*Short task:* Write out every line of the records below again word for word, leaving the pictures out.

[Element and region data]
- - -

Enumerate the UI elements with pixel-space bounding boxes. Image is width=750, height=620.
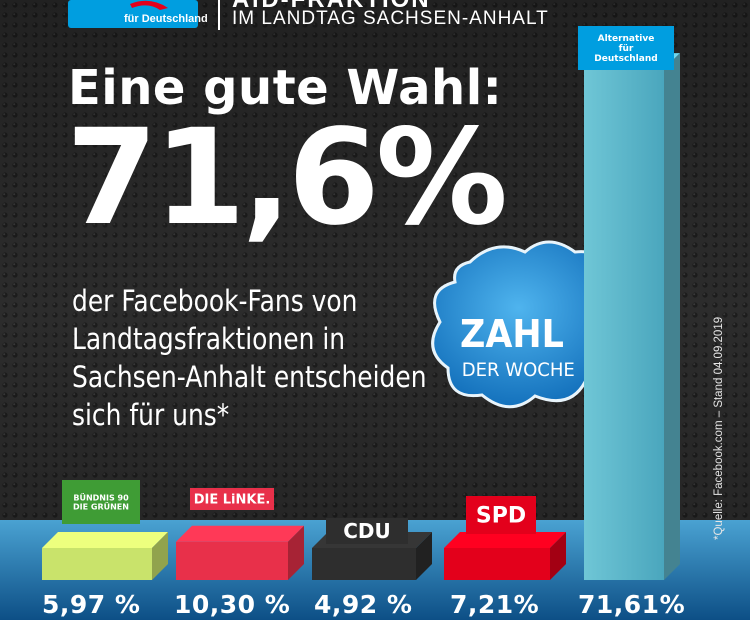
badge-line1: ZAHL <box>460 312 564 357</box>
header-separator <box>218 0 220 30</box>
spd-logo-text: SPD <box>476 504 526 529</box>
bar-gruene <box>42 532 168 580</box>
gruene-logo-text: DIE GRÜNEN <box>73 501 129 511</box>
bar-top-spd <box>444 532 566 548</box>
gruene-logo-text: BÜNDNIS 90 <box>73 492 129 502</box>
logo-text-header: für Deutschland <box>124 13 208 25</box>
headline: Eine gute Wahl: <box>68 60 503 116</box>
cdu-logo: CDU <box>326 518 408 544</box>
header-subtitle: IM LANDTAG SACHSEN-ANHALT <box>232 8 549 29</box>
badge-line2: DER WOCHE <box>462 360 575 382</box>
header-title: AfD-FRAKTION <box>232 0 431 14</box>
bar-front-gruene <box>42 548 152 580</box>
value-label-cdu: 4,92 % <box>314 590 413 619</box>
afd-logo-header: für Deutschland <box>68 0 208 28</box>
bar-side-afd <box>664 53 680 580</box>
big-number: 71,6% <box>66 101 508 255</box>
bar-side-gruene <box>152 532 168 580</box>
bar-front-cdu <box>312 548 416 580</box>
bar-top-gruene <box>42 532 168 548</box>
body-text: der Facebook-Fans von Landtagsfraktionen… <box>72 282 427 434</box>
body-line: Sachsen-Anhalt entscheiden <box>72 360 427 394</box>
value-label-gruene: 5,97 % <box>42 590 141 619</box>
source-note: *Quelle: Facebook.com – Stand 04.09.2019 <box>713 316 725 540</box>
spd-logo: SPD <box>466 496 536 534</box>
afd-logo-bar-text: Deutschland <box>594 54 657 64</box>
bar-front-afd <box>584 69 664 580</box>
cdu-logo-text: CDU <box>343 519 391 543</box>
body-line: der Facebook-Fans von <box>72 284 358 318</box>
value-label-afd: 71,61% <box>578 590 686 619</box>
linke-logo-text: DIE LiNKE. <box>194 493 271 508</box>
bar-spd <box>444 532 566 580</box>
bar-side-spd <box>550 532 566 580</box>
bar-side-cdu <box>416 532 432 580</box>
afd-logo-bar-text: für <box>619 44 634 54</box>
afd-logo-bar-text: Alternative <box>598 34 655 44</box>
value-label-linke: 10,30 % <box>174 590 291 619</box>
linke-logo: DIE LiNKE. <box>190 488 274 510</box>
bar-side-linke <box>288 525 304 580</box>
bar-front-spd <box>444 548 550 580</box>
body-line: sich für uns* <box>72 398 230 432</box>
bar-top-linke <box>176 525 304 542</box>
bar-afd <box>584 53 680 580</box>
zahl-der-woche-badge: ZAHL DER WOCHE <box>431 240 625 409</box>
body-line: Landtagsfraktionen in <box>72 322 346 356</box>
value-label-spd: 7,21% <box>450 590 540 619</box>
bar-front-linke <box>176 541 288 580</box>
bar-linke <box>176 525 304 580</box>
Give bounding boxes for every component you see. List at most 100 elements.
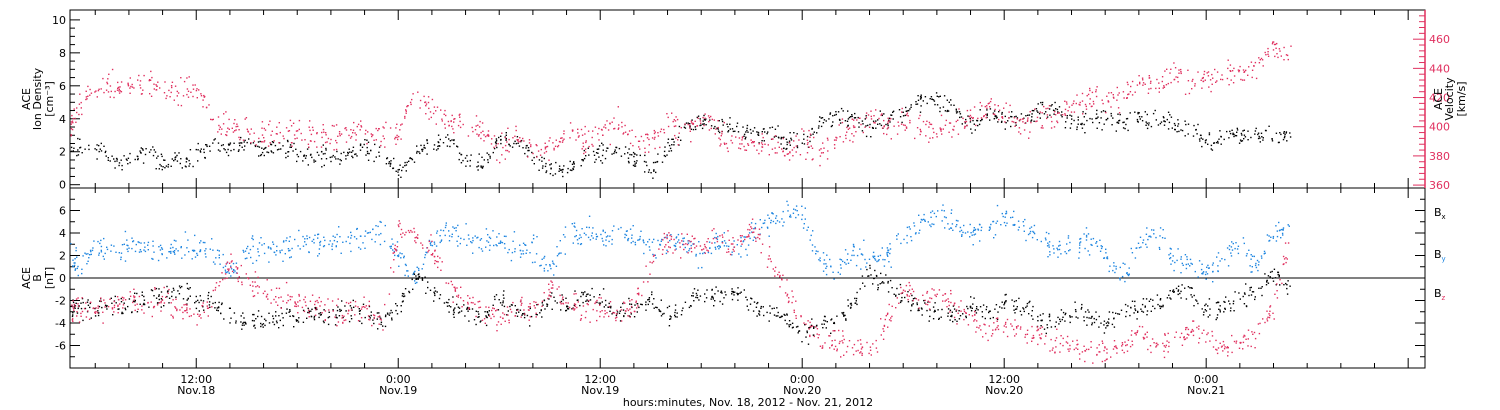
data-point <box>886 128 889 130</box>
data-point <box>874 259 877 261</box>
data-point <box>959 315 962 317</box>
data-point <box>435 123 437 125</box>
data-point <box>993 110 996 112</box>
data-point <box>714 293 716 295</box>
data-point <box>756 131 758 133</box>
data-point <box>925 123 927 126</box>
data-point <box>1067 110 1069 112</box>
data-point <box>1144 305 1146 307</box>
data-point <box>1264 129 1267 132</box>
data-point <box>522 250 524 252</box>
data-point <box>1150 80 1152 83</box>
data-point <box>77 305 80 308</box>
data-point <box>811 318 813 320</box>
data-point <box>365 154 367 156</box>
data-point <box>1033 232 1036 235</box>
data-point <box>189 163 191 165</box>
data-point <box>631 306 633 309</box>
data-point <box>397 169 399 171</box>
data-point <box>657 135 660 137</box>
data-point <box>515 125 517 128</box>
data-point <box>156 85 158 87</box>
data-point <box>933 223 935 226</box>
data-point <box>1091 316 1093 318</box>
data-point <box>633 160 636 163</box>
data-point <box>1241 79 1244 81</box>
data-point <box>240 315 242 317</box>
data-point <box>384 146 386 148</box>
data-point <box>688 306 691 309</box>
data-point <box>222 253 224 256</box>
data-point <box>1255 127 1257 130</box>
data-point <box>1112 311 1114 314</box>
data-point <box>487 159 489 161</box>
data-point <box>1098 122 1101 124</box>
data-point <box>934 309 936 312</box>
data-point <box>1051 120 1053 123</box>
data-point <box>939 95 941 97</box>
data-point <box>1129 112 1131 114</box>
data-point <box>1058 240 1061 243</box>
data-point <box>489 157 491 159</box>
data-point <box>1194 270 1196 273</box>
data-point <box>475 310 477 312</box>
data-point <box>661 238 663 241</box>
data-point <box>515 312 517 314</box>
data-point <box>131 237 133 239</box>
data-point <box>137 79 139 81</box>
data-point <box>327 316 329 319</box>
data-point <box>928 126 930 128</box>
data-point <box>649 249 651 251</box>
data-point <box>178 293 181 295</box>
data-point <box>711 288 713 291</box>
data-point <box>887 249 890 251</box>
data-point <box>209 248 211 250</box>
data-point <box>993 237 995 239</box>
data-point <box>1251 76 1253 79</box>
data-point <box>703 251 706 254</box>
data-point <box>789 151 791 153</box>
data-point <box>1180 68 1182 71</box>
data-point <box>300 132 302 135</box>
data-point <box>870 136 872 138</box>
data-point <box>118 92 121 94</box>
data-point <box>926 120 928 122</box>
data-point <box>666 113 668 115</box>
data-point <box>543 157 545 160</box>
data-point <box>784 314 786 316</box>
data-point <box>815 250 817 252</box>
data-point <box>1205 278 1207 280</box>
data-point <box>1244 136 1247 138</box>
data-point <box>717 235 719 238</box>
data-point <box>144 153 147 156</box>
data-point <box>727 126 729 128</box>
data-point <box>823 147 825 149</box>
data-point <box>772 220 775 223</box>
data-point <box>966 124 968 127</box>
data-point <box>767 214 769 216</box>
data-point <box>1156 294 1159 296</box>
data-point <box>1200 137 1202 139</box>
data-point <box>1177 123 1180 125</box>
data-point <box>109 160 111 162</box>
data-point <box>519 249 522 252</box>
data-point <box>621 121 623 124</box>
data-point <box>1159 305 1161 307</box>
data-point <box>1078 247 1081 249</box>
data-point <box>360 120 362 122</box>
data-point <box>238 136 240 139</box>
time-tick-label: 0:00 <box>790 373 815 386</box>
data-point <box>676 316 678 318</box>
data-point <box>1108 92 1110 94</box>
data-point <box>77 154 80 156</box>
data-point <box>575 229 578 232</box>
data-point <box>423 144 425 147</box>
data-point <box>71 315 74 318</box>
data-point <box>1040 319 1042 322</box>
data-point <box>744 236 746 238</box>
data-point <box>1197 302 1199 305</box>
data-point <box>1193 124 1195 127</box>
data-point <box>331 124 334 127</box>
data-point <box>272 141 275 144</box>
data-point <box>261 151 264 154</box>
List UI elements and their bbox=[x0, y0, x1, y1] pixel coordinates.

- - -

*Result:*
Enumerate the UI elements with pixel-space bounding boxes. Image is width=750, height=620.
badge-line1: ZAHL <box>460 312 564 357</box>
header-separator <box>218 0 220 30</box>
spd-logo-text: SPD <box>476 504 526 529</box>
bar-gruene <box>42 532 168 580</box>
gruene-logo-text: DIE GRÜNEN <box>73 501 129 511</box>
bar-top-spd <box>444 532 566 548</box>
gruene-logo-text: BÜNDNIS 90 <box>73 492 129 502</box>
logo-text-header: für Deutschland <box>124 13 208 25</box>
headline: Eine gute Wahl: <box>68 60 503 116</box>
cdu-logo: CDU <box>326 518 408 544</box>
header-subtitle: IM LANDTAG SACHSEN-ANHALT <box>232 8 549 29</box>
badge-line2: DER WOCHE <box>462 360 575 382</box>
header-title: AfD-FRAKTION <box>232 0 431 14</box>
bar-front-gruene <box>42 548 152 580</box>
value-label-cdu: 4,92 % <box>314 590 413 619</box>
afd-logo-header: für Deutschland <box>68 0 208 28</box>
bar-side-afd <box>664 53 680 580</box>
big-number: 71,6% <box>66 101 508 255</box>
bar-side-gruene <box>152 532 168 580</box>
bar-front-cdu <box>312 548 416 580</box>
bar-top-gruene <box>42 532 168 548</box>
body-text: der Facebook-Fans von Landtagsfraktionen… <box>72 282 427 434</box>
body-line: Sachsen-Anhalt entscheiden <box>72 360 427 394</box>
value-label-gruene: 5,97 % <box>42 590 141 619</box>
source-note: *Quelle: Facebook.com – Stand 04.09.2019 <box>713 316 725 540</box>
spd-logo: SPD <box>466 496 536 534</box>
afd-logo-bar-text: Deutschland <box>594 54 657 64</box>
bar-front-afd <box>584 69 664 580</box>
cdu-logo-text: CDU <box>343 519 391 543</box>
body-line: der Facebook-Fans von <box>72 284 358 318</box>
value-label-afd: 71,61% <box>578 590 686 619</box>
linke-logo-text: DIE LiNKE. <box>194 493 271 508</box>
bar-spd <box>444 532 566 580</box>
bar-side-spd <box>550 532 566 580</box>
bar-side-cdu <box>416 532 432 580</box>
afd-logo-bar-text: für <box>619 44 634 54</box>
afd-logo-bar-text: Alternative <box>598 34 655 44</box>
value-label-linke: 10,30 % <box>174 590 291 619</box>
linke-logo: DIE LiNKE. <box>190 488 274 510</box>
bar-side-linke <box>288 525 304 580</box>
bar-front-spd <box>444 548 550 580</box>
body-line: sich für uns* <box>72 398 230 432</box>
bar-top-linke <box>176 525 304 542</box>
bar-afd <box>584 53 680 580</box>
zahl-der-woche-badge: ZAHL DER WOCHE <box>431 240 625 409</box>
body-line: Landtagsfraktionen in <box>72 322 346 356</box>
value-label-spd: 7,21% <box>450 590 540 619</box>
bar-front-linke <box>176 541 288 580</box>
bar-linke <box>176 525 304 580</box>
Give bounding boxes for every component you see. List at most 100 elements.
data-point <box>886 128 889 130</box>
data-point <box>874 259 877 261</box>
data-point <box>959 315 962 317</box>
data-point <box>435 123 437 125</box>
data-point <box>993 110 996 112</box>
data-point <box>714 293 716 295</box>
data-point <box>756 131 758 133</box>
data-point <box>925 123 927 126</box>
data-point <box>1067 110 1069 112</box>
data-point <box>1144 305 1146 307</box>
data-point <box>1264 129 1267 132</box>
data-point <box>522 250 524 252</box>
data-point <box>1150 80 1152 83</box>
data-point <box>77 305 80 308</box>
data-point <box>811 318 813 320</box>
data-point <box>365 154 367 156</box>
data-point <box>1033 232 1036 235</box>
data-point <box>189 163 191 165</box>
data-point <box>631 306 633 309</box>
data-point <box>397 169 399 171</box>
data-point <box>657 135 660 137</box>
data-point <box>515 125 517 128</box>
data-point <box>156 85 158 87</box>
data-point <box>933 223 935 226</box>
data-point <box>1091 316 1093 318</box>
data-point <box>633 160 636 163</box>
data-point <box>1241 79 1244 81</box>
data-point <box>240 315 242 317</box>
data-point <box>384 146 386 148</box>
data-point <box>688 306 691 309</box>
data-point <box>222 253 224 256</box>
data-point <box>1255 127 1257 130</box>
data-point <box>1112 311 1114 314</box>
data-point <box>487 159 489 161</box>
data-point <box>1098 122 1101 124</box>
data-point <box>934 309 936 312</box>
data-point <box>1051 120 1053 123</box>
data-point <box>939 95 941 97</box>
data-point <box>1129 112 1131 114</box>
data-point <box>1058 240 1061 243</box>
data-point <box>489 157 491 159</box>
data-point <box>1194 270 1196 273</box>
data-point <box>475 310 477 312</box>
data-point <box>661 238 663 241</box>
data-point <box>515 312 517 314</box>
data-point <box>131 237 133 239</box>
data-point <box>137 79 139 81</box>
data-point <box>327 316 329 319</box>
data-point <box>928 126 930 128</box>
data-point <box>649 249 651 251</box>
data-point <box>178 293 181 295</box>
data-point <box>711 288 713 291</box>
data-point <box>887 249 890 251</box>
data-point <box>209 248 211 250</box>
data-point <box>993 237 995 239</box>
data-point <box>1251 76 1253 79</box>
data-point <box>703 251 706 254</box>
data-point <box>789 151 791 153</box>
data-point <box>1180 68 1182 71</box>
data-point <box>300 132 302 135</box>
data-point <box>870 136 872 138</box>
data-point <box>118 92 121 94</box>
data-point <box>926 120 928 122</box>
data-point <box>666 113 668 115</box>
data-point <box>543 157 545 160</box>
data-point <box>784 314 786 316</box>
data-point <box>815 250 817 252</box>
data-point <box>1205 278 1207 280</box>
data-point <box>1244 136 1247 138</box>
data-point <box>717 235 719 238</box>
data-point <box>144 153 147 156</box>
data-point <box>727 126 729 128</box>
data-point <box>823 147 825 149</box>
data-point <box>772 220 775 223</box>
data-point <box>966 124 968 127</box>
data-point <box>767 214 769 216</box>
data-point <box>1156 294 1159 296</box>
data-point <box>1200 137 1202 139</box>
data-point <box>1177 123 1180 125</box>
data-point <box>109 160 111 162</box>
data-point <box>519 249 522 252</box>
data-point <box>621 121 623 124</box>
data-point <box>1159 305 1161 307</box>
data-point <box>1078 247 1081 249</box>
data-point <box>360 120 362 122</box>
data-point <box>238 136 240 139</box>
time-tick-label: 0:00 <box>790 373 815 386</box>
data-point <box>676 316 678 318</box>
data-point <box>1108 92 1110 94</box>
data-point <box>77 154 80 156</box>
data-point <box>575 229 578 232</box>
data-point <box>423 144 425 147</box>
data-point <box>71 315 74 318</box>
data-point <box>1040 319 1042 322</box>
data-point <box>744 236 746 238</box>
data-point <box>1197 302 1199 305</box>
data-point <box>1193 124 1195 127</box>
data-point <box>331 124 334 127</box>
data-point <box>272 141 275 144</box>
data-point <box>261 151 264 154</box>
List UI elements and their bbox=[x0, y0, x1, y1] pixel coordinates.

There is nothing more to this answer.